===== DATASET EXCERPTS

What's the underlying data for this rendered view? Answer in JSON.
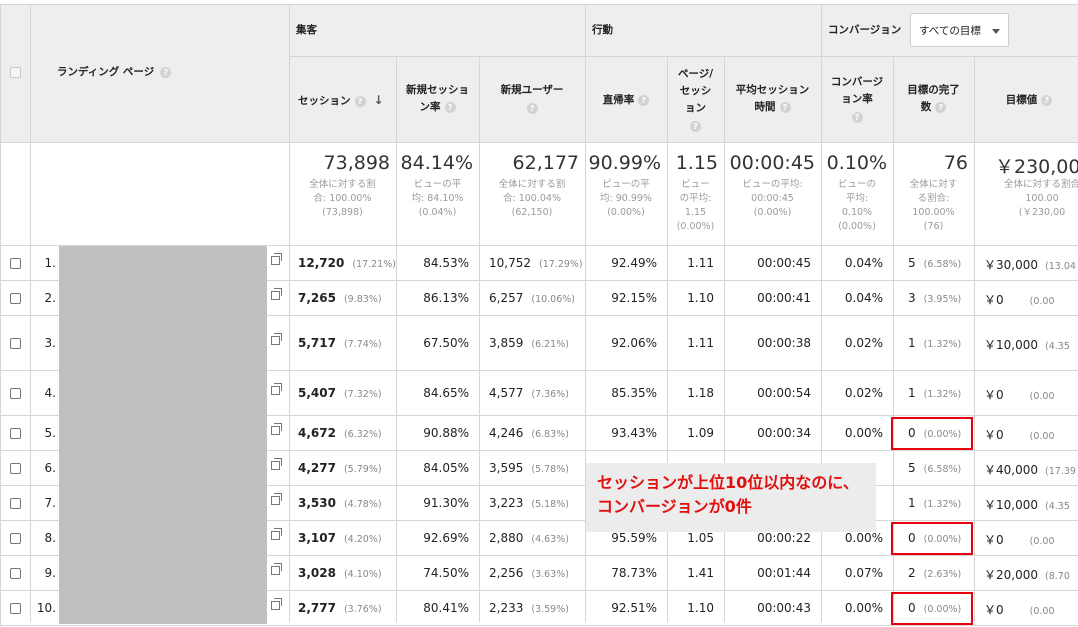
{
  "column_groups": {
    "acquisition": "集客",
    "behavior": "行動",
    "conversions": "コンバージョン"
  },
  "goal_selector": {
    "value": "すべての目標"
  },
  "columns": {
    "landing_page": "ランディング ページ",
    "sessions": "セッション",
    "new_session_rate": [
      "新規セッショ",
      "ン率"
    ],
    "new_users": "新規ユーザー",
    "bounce_rate": "直帰率",
    "pages_per_session": [
      "ページ/",
      "セッシ",
      "ョン"
    ],
    "avg_session_duration": [
      "平均セッション",
      "時間"
    ],
    "conversion_rate": [
      "コンバージ",
      "ョン率"
    ],
    "goal_completions": [
      "目標の完了",
      "数"
    ],
    "goal_value": "目標値"
  },
  "totals": {
    "sessions": {
      "value": "73,898",
      "lines": [
        "全体に対する割",
        "合: 100.00%",
        "(73,898)"
      ]
    },
    "new_session_rate": {
      "value": "84.14%",
      "lines": [
        "ビューの平",
        "均: 84.10%",
        "(0.04%)"
      ]
    },
    "new_users": {
      "value": "62,177",
      "lines": [
        "全体に対する割",
        "合: 100.04%",
        "(62,150)"
      ]
    },
    "bounce_rate": {
      "value": "90.99%",
      "lines": [
        "ビューの平",
        "均: 90.99%",
        "(0.00%)"
      ]
    },
    "pages_per_session": {
      "value": "1.15",
      "lines": [
        "ビュー",
        "の平均:",
        "1.15",
        "(0.00%)"
      ]
    },
    "avg_session_duration": {
      "value": "00:00:45",
      "lines": [
        "ビューの平均:",
        "00:00:45",
        "(0.00%)"
      ]
    },
    "conversion_rate": {
      "value": "0.10%",
      "lines": [
        "ビューの",
        "平均:",
        "0.10%",
        "(0.00%)"
      ]
    },
    "goal_completions": {
      "value": "76",
      "lines": [
        "全体に対す",
        "る割合:",
        "100.00%",
        "(76)"
      ]
    },
    "goal_value": {
      "value": "￥230,00",
      "lines": [
        "全体に対する割合",
        "100.00",
        "(￥230,00"
      ]
    }
  },
  "rows": [
    {
      "num": "1.",
      "sessions": "12,720",
      "sessions_pct": "(17.21%)",
      "new_session_rate": "84.53%",
      "new_users": "10,752",
      "new_users_pct": "(17.29%)",
      "bounce_rate": "92.49%",
      "pages_per_session": "1.11",
      "avg_session_duration": "00:00:45",
      "conversion_rate": "0.04%",
      "goal_completions": "5",
      "goal_completions_pct": "(6.58%)",
      "goal_value": "￥30,000",
      "goal_value_pct": "(13.04"
    },
    {
      "num": "2.",
      "sessions": "7,265",
      "sessions_pct": "(9.83%)",
      "new_session_rate": "86.13%",
      "new_users": "6,257",
      "new_users_pct": "(10.06%)",
      "bounce_rate": "92.15%",
      "pages_per_session": "1.10",
      "avg_session_duration": "00:00:41",
      "conversion_rate": "0.04%",
      "goal_completions": "3",
      "goal_completions_pct": "(3.95%)",
      "goal_value": "￥0",
      "goal_value_pct": "(0.00"
    },
    {
      "num": "3.",
      "sessions": "5,717",
      "sessions_pct": "(7.74%)",
      "new_session_rate": "67.50%",
      "new_users": "3,859",
      "new_users_pct": "(6.21%)",
      "bounce_rate": "92.06%",
      "pages_per_session": "1.11",
      "avg_session_duration": "00:00:38",
      "conversion_rate": "0.02%",
      "goal_completions": "1",
      "goal_completions_pct": "(1.32%)",
      "goal_value": "￥10,000",
      "goal_value_pct": "(4.35"
    },
    {
      "num": "4.",
      "sessions": "5,407",
      "sessions_pct": "(7.32%)",
      "new_session_rate": "84.65%",
      "new_users": "4,577",
      "new_users_pct": "(7.36%)",
      "bounce_rate": "85.35%",
      "pages_per_session": "1.18",
      "avg_session_duration": "00:00:54",
      "conversion_rate": "0.02%",
      "goal_completions": "1",
      "goal_completions_pct": "(1.32%)",
      "goal_value": "￥0",
      "goal_value_pct": "(0.00"
    },
    {
      "num": "5.",
      "sessions": "4,672",
      "sessions_pct": "(6.32%)",
      "new_session_rate": "90.88%",
      "new_users": "4,246",
      "new_users_pct": "(6.83%)",
      "bounce_rate": "93.43%",
      "pages_per_session": "1.09",
      "avg_session_duration": "00:00:34",
      "conversion_rate": "0.00%",
      "goal_completions": "0",
      "goal_completions_pct": "(0.00%)",
      "goal_value": "￥0",
      "goal_value_pct": "(0.00"
    },
    {
      "num": "6.",
      "sessions": "4,277",
      "sessions_pct": "(5.79%)",
      "new_session_rate": "84.05%",
      "new_users": "3,595",
      "new_users_pct": "(5.78%)",
      "bounce_rate": "",
      "pages_per_session": "",
      "avg_session_duration": "",
      "conversion_rate": "",
      "goal_completions": "5",
      "goal_completions_pct": "(6.58%)",
      "goal_value": "￥40,000",
      "goal_value_pct": "(17.39"
    },
    {
      "num": "7.",
      "sessions": "3,530",
      "sessions_pct": "(4.78%)",
      "new_session_rate": "91.30%",
      "new_users": "3,223",
      "new_users_pct": "(5.18%)",
      "bounce_rate": "",
      "pages_per_session": "",
      "avg_session_duration": "",
      "conversion_rate": "",
      "goal_completions": "1",
      "goal_completions_pct": "(1.32%)",
      "goal_value": "￥10,000",
      "goal_value_pct": "(4.35"
    },
    {
      "num": "8.",
      "sessions": "3,107",
      "sessions_pct": "(4.20%)",
      "new_session_rate": "92.69%",
      "new_users": "2,880",
      "new_users_pct": "(4.63%)",
      "bounce_rate": "95.59%",
      "pages_per_session": "1.05",
      "avg_session_duration": "00:00:22",
      "conversion_rate": "0.00%",
      "goal_completions": "0",
      "goal_completions_pct": "(0.00%)",
      "goal_value": "￥0",
      "goal_value_pct": "(0.00"
    },
    {
      "num": "9.",
      "sessions": "3,028",
      "sessions_pct": "(4.10%)",
      "new_session_rate": "74.50%",
      "new_users": "2,256",
      "new_users_pct": "(3.63%)",
      "bounce_rate": "78.73%",
      "pages_per_session": "1.41",
      "avg_session_duration": "00:01:44",
      "conversion_rate": "0.07%",
      "goal_completions": "2",
      "goal_completions_pct": "(2.63%)",
      "goal_value": "￥20,000",
      "goal_value_pct": "(8.70"
    },
    {
      "num": "10.",
      "sessions": "2,777",
      "sessions_pct": "(3.76%)",
      "new_session_rate": "80.41%",
      "new_users": "2,233",
      "new_users_pct": "(3.59%)",
      "bounce_rate": "92.51%",
      "pages_per_session": "1.10",
      "avg_session_duration": "00:00:43",
      "conversion_rate": "0.00%",
      "goal_completions": "0",
      "goal_completions_pct": "(0.00%)",
      "goal_value": "￥0",
      "goal_value_pct": "(0.00"
    }
  ],
  "annotation": {
    "lines": [
      "セッションが上位10位以内なのに、",
      "コンバージョンが0件"
    ],
    "color": "#e20f0f",
    "highlighted_rows": [
      "5.",
      "8.",
      "10."
    ]
  },
  "icons": {
    "help": "help-circle-icon",
    "sort": "sort-descending-icon",
    "external_link": "open-in-new-icon",
    "dropdown": "caret-down-icon"
  },
  "colors": {
    "header_bg": "#eeeeee",
    "grid": "#d6d6d6",
    "highlight_border": "#e8000d"
  }
}
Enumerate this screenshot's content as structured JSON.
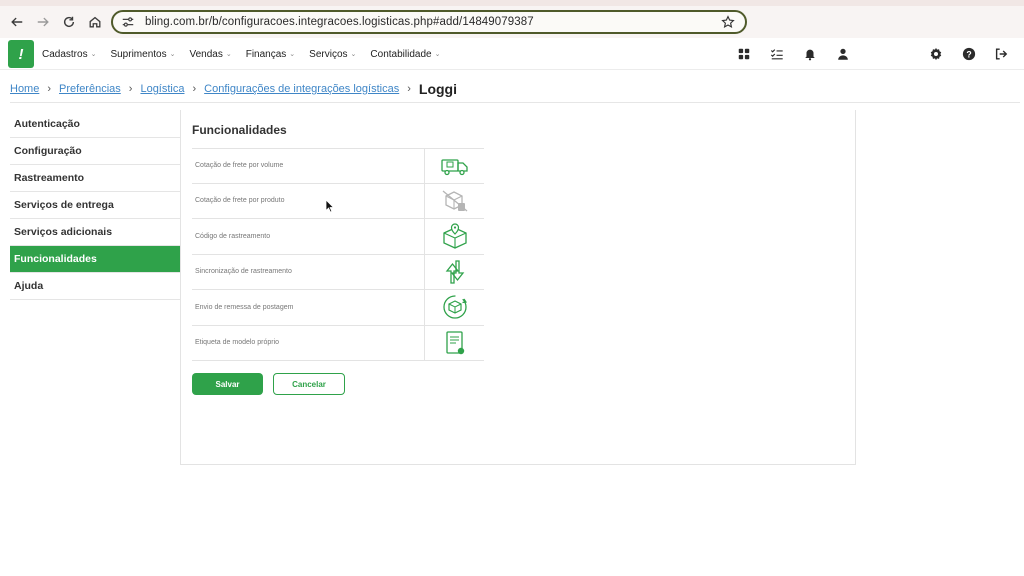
{
  "browser": {
    "url": "bling.com.br/b/configuracoes.integracoes.logisticas.php#add/14849079387"
  },
  "nav": {
    "logo_text": "!",
    "menu": [
      {
        "label": "Cadastros"
      },
      {
        "label": "Suprimentos"
      },
      {
        "label": "Vendas"
      },
      {
        "label": "Finanças"
      },
      {
        "label": "Serviços"
      },
      {
        "label": "Contabilidade"
      }
    ],
    "icons": [
      "apps-icon",
      "tasks-icon",
      "bell-icon",
      "user-icon",
      "gear-icon",
      "help-icon",
      "logout-icon"
    ]
  },
  "breadcrumb": {
    "items": [
      "Home",
      "Preferências",
      "Logística",
      "Configurações de integrações logísticas"
    ],
    "current": "Loggi"
  },
  "sidebar": {
    "items": [
      {
        "label": "Autenticação"
      },
      {
        "label": "Configuração"
      },
      {
        "label": "Rastreamento"
      },
      {
        "label": "Serviços de entrega"
      },
      {
        "label": "Serviços adicionais"
      },
      {
        "label": "Funcionalidades",
        "active": true
      },
      {
        "label": "Ajuda"
      }
    ]
  },
  "main": {
    "title": "Funcionalidades",
    "features": [
      {
        "label": "Cotação de frete por volume",
        "icon": "truck-icon"
      },
      {
        "label": "Cotação de frete por produto",
        "icon": "box-disabled-icon"
      },
      {
        "label": "Código de rastreamento",
        "icon": "box-location-icon"
      },
      {
        "label": "Sincronização de rastreamento",
        "icon": "sync-arrows-icon"
      },
      {
        "label": "Envio de remessa de postagem",
        "icon": "box-send-icon"
      },
      {
        "label": "Etiqueta de modelo próprio",
        "icon": "label-document-icon"
      }
    ],
    "save_label": "Salvar",
    "cancel_label": "Cancelar"
  },
  "colors": {
    "brand_green": "#2fa24a",
    "link_blue": "#3f86c7",
    "url_border": "#4f5a2a"
  }
}
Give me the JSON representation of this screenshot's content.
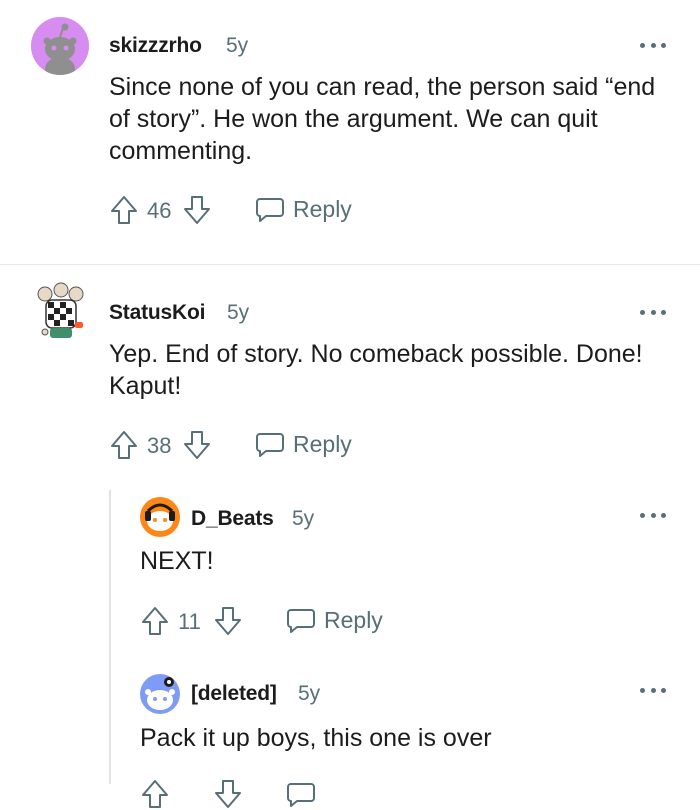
{
  "comments": [
    {
      "author": "skizzzrho",
      "age": "5y",
      "text": "Since none of you can read, the person said “end of story”. He won the argument. We can quit commenting.",
      "score": "46",
      "reply_label": "Reply",
      "avatar_icon": "snoo-avatar-purple",
      "avatar_bg": "#d68cf0"
    },
    {
      "author": "StatusKoi",
      "age": "5y",
      "text": "Yep. End of story. No comeback possible. Done! Kaput!",
      "score": "38",
      "reply_label": "Reply",
      "avatar_icon": "custom-snoo-avatar"
    },
    {
      "author": "D_Beats",
      "age": "5y",
      "text": "NEXT!",
      "score": "11",
      "reply_label": "Reply",
      "avatar_icon": "snoo-avatar-orange",
      "avatar_bg": "#ff8717"
    },
    {
      "author": "[deleted]",
      "age": "5y",
      "text": "Pack it up boys, this one is over",
      "avatar_icon": "snoo-avatar-blue",
      "avatar_bg": "#7e9cf5"
    }
  ],
  "colors": {
    "meta_gray": "#576f76",
    "text": "#1c1c1c",
    "divider": "#e5e7e8"
  }
}
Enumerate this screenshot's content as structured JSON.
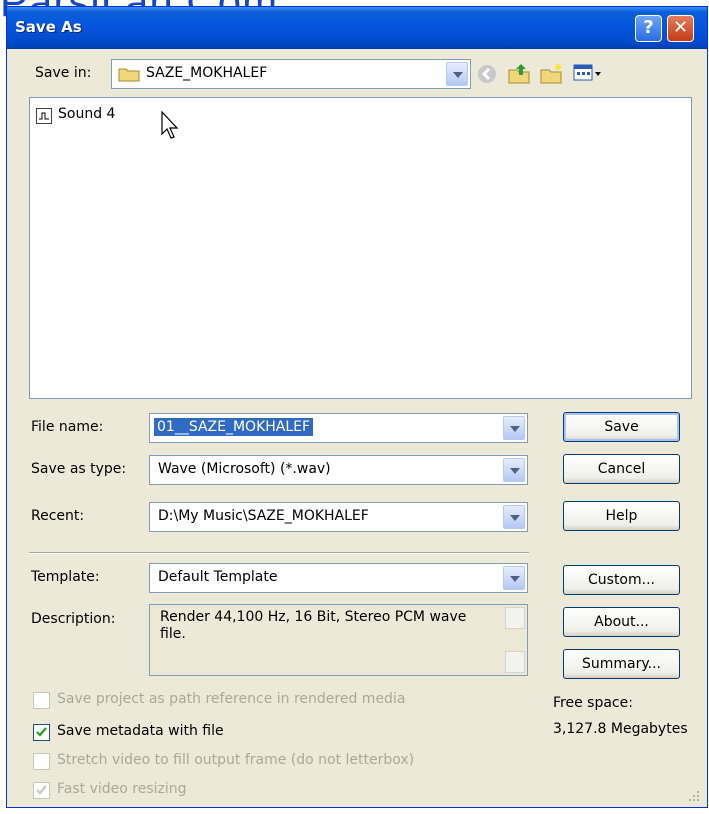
{
  "watermark": "ParsiLan.Com",
  "window": {
    "title": "Save As"
  },
  "title_buttons": {
    "help": "?",
    "close": "✕"
  },
  "save_in": {
    "label": "Save in:",
    "value": "SAZE_MOKHALEF"
  },
  "toolbar_icons": [
    "back-icon",
    "up-folder-icon",
    "new-folder-icon",
    "view-menu-icon"
  ],
  "files": [
    {
      "name": "Sound 4",
      "icon": "audio-file-icon"
    }
  ],
  "fields": {
    "file_name": {
      "label": "File name:",
      "value": "01__SAZE_MOKHALEF"
    },
    "save_as_type": {
      "label": "Save as type:",
      "value": "Wave (Microsoft) (*.wav)"
    },
    "recent": {
      "label": "Recent:",
      "value": "D:\\My Music\\SAZE_MOKHALEF"
    },
    "template": {
      "label": "Template:",
      "value": "Default Template"
    },
    "description": {
      "label": "Description:",
      "value": "Render 44,100 Hz, 16 Bit, Stereo PCM wave file."
    }
  },
  "buttons": {
    "save": "Save",
    "cancel": "Cancel",
    "help": "Help",
    "custom": "Custom...",
    "about": "About...",
    "summary": "Summary..."
  },
  "options": [
    {
      "label": "Save project as path reference in rendered media",
      "checked": false,
      "enabled": false
    },
    {
      "label": "Save metadata with file",
      "checked": true,
      "enabled": true
    },
    {
      "label": "Stretch video to fill output frame (do not letterbox)",
      "checked": false,
      "enabled": false
    },
    {
      "label": "Fast video resizing",
      "checked": true,
      "enabled": false
    }
  ],
  "free_space": {
    "label": "Free space:",
    "value": "3,127.8 Megabytes"
  }
}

==========

**SET EXERCISE:** List every line from the entries above in which "true" appears.

**SOLUTION FOR THIS PROBLEM:**
        "active": true
      "checked": true,
      "enabled": true
      "checked": true,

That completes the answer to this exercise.